Entries with figure data

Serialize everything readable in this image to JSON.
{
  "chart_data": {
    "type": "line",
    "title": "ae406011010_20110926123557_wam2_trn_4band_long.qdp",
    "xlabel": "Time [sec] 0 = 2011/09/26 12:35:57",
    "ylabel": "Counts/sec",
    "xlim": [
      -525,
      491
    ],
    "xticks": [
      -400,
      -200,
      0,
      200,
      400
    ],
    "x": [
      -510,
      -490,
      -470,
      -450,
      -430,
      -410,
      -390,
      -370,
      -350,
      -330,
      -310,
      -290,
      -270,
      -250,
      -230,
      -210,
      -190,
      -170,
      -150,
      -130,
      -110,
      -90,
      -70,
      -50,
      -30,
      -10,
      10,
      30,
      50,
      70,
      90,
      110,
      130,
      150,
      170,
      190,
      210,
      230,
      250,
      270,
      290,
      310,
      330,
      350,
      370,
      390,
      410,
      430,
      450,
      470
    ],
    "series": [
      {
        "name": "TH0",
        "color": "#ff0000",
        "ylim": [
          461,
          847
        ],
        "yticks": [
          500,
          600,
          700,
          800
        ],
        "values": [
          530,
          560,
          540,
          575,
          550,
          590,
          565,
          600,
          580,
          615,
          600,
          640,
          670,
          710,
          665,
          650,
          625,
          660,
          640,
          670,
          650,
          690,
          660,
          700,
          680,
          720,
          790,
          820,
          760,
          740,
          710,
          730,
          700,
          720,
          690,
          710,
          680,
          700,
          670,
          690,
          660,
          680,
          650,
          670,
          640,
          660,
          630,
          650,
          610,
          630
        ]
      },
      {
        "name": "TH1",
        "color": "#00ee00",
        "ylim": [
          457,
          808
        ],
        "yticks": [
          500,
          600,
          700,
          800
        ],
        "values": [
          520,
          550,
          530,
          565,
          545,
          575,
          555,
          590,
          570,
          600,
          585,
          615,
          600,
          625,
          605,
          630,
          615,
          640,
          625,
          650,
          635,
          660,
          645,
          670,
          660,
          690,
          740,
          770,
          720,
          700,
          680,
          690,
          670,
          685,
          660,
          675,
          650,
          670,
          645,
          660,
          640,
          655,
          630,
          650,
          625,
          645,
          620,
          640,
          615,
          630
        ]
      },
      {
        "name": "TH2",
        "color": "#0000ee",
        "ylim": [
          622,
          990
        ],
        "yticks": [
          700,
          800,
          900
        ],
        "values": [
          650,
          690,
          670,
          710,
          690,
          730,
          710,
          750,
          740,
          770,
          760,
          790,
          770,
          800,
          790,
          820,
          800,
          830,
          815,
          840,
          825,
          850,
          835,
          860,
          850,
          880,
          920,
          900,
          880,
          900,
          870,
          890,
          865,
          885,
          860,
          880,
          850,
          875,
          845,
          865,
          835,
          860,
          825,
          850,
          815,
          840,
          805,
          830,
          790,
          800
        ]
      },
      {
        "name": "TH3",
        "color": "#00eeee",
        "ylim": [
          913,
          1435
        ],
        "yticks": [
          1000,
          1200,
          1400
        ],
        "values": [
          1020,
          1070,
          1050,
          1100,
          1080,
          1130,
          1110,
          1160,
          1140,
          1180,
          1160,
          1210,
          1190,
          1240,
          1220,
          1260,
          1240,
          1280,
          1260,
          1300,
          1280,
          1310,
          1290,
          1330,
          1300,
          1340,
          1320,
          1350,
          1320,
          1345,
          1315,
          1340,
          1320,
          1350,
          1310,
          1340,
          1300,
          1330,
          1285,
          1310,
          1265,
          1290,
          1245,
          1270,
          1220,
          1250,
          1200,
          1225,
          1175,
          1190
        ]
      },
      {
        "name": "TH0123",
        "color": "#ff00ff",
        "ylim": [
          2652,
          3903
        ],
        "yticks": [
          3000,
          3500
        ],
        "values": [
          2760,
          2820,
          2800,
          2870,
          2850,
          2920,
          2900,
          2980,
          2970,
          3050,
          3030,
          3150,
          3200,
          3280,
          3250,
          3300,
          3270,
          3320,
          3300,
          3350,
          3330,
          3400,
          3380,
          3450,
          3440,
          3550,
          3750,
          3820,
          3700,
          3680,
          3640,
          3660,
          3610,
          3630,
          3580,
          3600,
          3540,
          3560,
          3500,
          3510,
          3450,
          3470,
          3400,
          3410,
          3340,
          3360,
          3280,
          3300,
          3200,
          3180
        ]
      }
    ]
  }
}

* [Exercise objective]: For each line in the data above that contains the string "name", extract the line.

* [Answer to the task]:
        "name": "TH0",
        "name": "TH1",
        "name": "TH2",
        "name": "TH3",
        "name": "TH0123",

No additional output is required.